PROBLEM STATEMENT - Rewrite the material as a numbered list with blank lines omitted. Begin at its first line and stop after the line that contains "daytime-boundary-layer bbox=[55, 737, 720, 958]".

★ ★ ★ ★

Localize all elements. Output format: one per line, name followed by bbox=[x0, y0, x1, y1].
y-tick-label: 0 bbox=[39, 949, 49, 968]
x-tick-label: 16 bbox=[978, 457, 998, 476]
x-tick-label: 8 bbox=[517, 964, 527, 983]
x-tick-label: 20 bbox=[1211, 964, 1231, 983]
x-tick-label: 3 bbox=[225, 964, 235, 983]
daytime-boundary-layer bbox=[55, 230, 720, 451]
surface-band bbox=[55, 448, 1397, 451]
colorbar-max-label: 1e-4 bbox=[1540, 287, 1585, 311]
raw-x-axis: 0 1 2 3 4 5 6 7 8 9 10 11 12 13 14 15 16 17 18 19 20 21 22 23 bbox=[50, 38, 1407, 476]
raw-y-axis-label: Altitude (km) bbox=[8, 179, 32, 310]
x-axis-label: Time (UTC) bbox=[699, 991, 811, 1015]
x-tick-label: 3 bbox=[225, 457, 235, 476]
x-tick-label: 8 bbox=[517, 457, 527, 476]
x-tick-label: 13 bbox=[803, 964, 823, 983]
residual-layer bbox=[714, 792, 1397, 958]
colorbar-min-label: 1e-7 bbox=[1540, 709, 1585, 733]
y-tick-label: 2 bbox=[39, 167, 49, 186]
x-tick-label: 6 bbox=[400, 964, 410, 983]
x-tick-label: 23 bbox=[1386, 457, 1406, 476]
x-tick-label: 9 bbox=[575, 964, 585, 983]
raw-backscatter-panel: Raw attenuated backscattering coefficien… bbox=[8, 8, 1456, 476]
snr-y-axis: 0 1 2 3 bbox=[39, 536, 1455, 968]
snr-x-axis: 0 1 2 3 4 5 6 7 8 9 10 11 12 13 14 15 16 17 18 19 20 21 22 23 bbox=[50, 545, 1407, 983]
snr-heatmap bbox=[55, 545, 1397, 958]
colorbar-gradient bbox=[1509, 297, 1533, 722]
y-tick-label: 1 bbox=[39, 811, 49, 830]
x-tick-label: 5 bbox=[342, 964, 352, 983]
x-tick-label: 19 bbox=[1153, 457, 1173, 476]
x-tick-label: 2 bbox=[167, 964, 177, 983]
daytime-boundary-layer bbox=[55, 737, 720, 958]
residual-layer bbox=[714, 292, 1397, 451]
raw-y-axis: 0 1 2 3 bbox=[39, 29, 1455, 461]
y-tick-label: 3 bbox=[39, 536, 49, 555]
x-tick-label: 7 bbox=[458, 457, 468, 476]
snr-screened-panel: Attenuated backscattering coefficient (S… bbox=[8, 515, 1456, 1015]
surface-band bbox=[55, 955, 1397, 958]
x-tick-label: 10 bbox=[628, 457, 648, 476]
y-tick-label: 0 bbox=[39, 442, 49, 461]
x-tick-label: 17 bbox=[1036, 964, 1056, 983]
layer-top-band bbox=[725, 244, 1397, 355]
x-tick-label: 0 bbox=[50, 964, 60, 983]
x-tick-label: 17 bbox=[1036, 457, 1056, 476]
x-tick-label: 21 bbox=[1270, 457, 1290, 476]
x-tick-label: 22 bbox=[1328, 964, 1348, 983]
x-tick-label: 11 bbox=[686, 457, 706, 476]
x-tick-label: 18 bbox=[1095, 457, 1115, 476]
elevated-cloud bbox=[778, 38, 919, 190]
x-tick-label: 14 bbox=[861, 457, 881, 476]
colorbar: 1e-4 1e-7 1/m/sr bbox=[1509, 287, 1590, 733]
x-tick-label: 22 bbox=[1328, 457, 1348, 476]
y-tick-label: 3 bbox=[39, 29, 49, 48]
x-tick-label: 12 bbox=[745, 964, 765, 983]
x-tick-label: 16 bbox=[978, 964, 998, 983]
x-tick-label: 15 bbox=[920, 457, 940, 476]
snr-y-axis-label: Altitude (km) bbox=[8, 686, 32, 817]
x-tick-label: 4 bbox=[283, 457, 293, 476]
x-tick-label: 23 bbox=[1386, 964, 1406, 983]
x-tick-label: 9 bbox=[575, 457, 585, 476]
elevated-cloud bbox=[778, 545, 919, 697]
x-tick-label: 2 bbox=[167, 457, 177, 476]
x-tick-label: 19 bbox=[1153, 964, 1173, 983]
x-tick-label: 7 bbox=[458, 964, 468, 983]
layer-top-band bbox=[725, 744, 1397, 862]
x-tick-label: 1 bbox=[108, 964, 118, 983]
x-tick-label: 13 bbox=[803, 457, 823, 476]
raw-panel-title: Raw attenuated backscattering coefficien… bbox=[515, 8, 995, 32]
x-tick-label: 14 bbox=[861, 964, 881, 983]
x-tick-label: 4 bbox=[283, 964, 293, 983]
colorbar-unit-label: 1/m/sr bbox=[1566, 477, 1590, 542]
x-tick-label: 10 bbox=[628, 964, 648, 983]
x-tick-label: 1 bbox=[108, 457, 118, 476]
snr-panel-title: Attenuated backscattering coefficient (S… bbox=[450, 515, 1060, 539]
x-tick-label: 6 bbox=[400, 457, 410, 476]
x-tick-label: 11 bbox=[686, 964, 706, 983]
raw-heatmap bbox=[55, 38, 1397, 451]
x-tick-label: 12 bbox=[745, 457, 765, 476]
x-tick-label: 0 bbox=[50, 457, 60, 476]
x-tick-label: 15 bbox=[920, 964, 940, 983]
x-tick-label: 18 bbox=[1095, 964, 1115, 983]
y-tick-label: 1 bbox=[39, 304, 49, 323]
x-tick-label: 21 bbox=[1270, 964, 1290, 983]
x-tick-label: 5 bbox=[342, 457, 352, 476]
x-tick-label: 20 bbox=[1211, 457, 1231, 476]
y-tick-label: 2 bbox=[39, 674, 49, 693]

★ ★ ★ ★

OUTPUT -
1. Localize all elements. Output format: one per line, name followed by bbox=[x0, y0, x1, y1].
2. y-tick-label: 0 bbox=[39, 949, 49, 968]
3. x-tick-label: 16 bbox=[978, 457, 998, 476]
4. x-tick-label: 8 bbox=[517, 964, 527, 983]
5. x-tick-label: 20 bbox=[1211, 964, 1231, 983]
6. x-tick-label: 3 bbox=[225, 964, 235, 983]
7. daytime-boundary-layer bbox=[55, 230, 720, 451]
8. surface-band bbox=[55, 448, 1397, 451]
9. colorbar-max-label: 1e-4 bbox=[1540, 287, 1585, 311]
10. raw-x-axis: 0 1 2 3 4 5 6 7 8 9 10 11 12 13 14 15 16 17 18 19 20 21 22 23 bbox=[50, 38, 1407, 476]
11. raw-y-axis-label: Altitude (km) bbox=[8, 179, 32, 310]
12. x-axis-label: Time (UTC) bbox=[699, 991, 811, 1015]
13. x-tick-label: 3 bbox=[225, 457, 235, 476]
14. x-tick-label: 8 bbox=[517, 457, 527, 476]
15. x-tick-label: 13 bbox=[803, 964, 823, 983]
16. residual-layer bbox=[714, 792, 1397, 958]
17. colorbar-min-label: 1e-7 bbox=[1540, 709, 1585, 733]
18. y-tick-label: 2 bbox=[39, 167, 49, 186]
19. x-tick-label: 6 bbox=[400, 964, 410, 983]
20. x-tick-label: 23 bbox=[1386, 457, 1406, 476]
21. x-tick-label: 9 bbox=[575, 964, 585, 983]
22. raw-backscatter-panel: Raw attenuated backscattering coefficien… bbox=[8, 8, 1456, 476]
23. snr-y-axis: 0 1 2 3 bbox=[39, 536, 1455, 968]
24. snr-x-axis: 0 1 2 3 4 5 6 7 8 9 10 11 12 13 14 15 16 17 18 19 20 21 22 23 bbox=[50, 545, 1407, 983]
25. snr-heatmap bbox=[55, 545, 1397, 958]
26. colorbar-gradient bbox=[1509, 297, 1533, 722]
27. y-tick-label: 1 bbox=[39, 811, 49, 830]
28. x-tick-label: 5 bbox=[342, 964, 352, 983]
29. x-tick-label: 19 bbox=[1153, 457, 1173, 476]
30. x-tick-label: 2 bbox=[167, 964, 177, 983]
31. daytime-boundary-layer bbox=[55, 737, 720, 958]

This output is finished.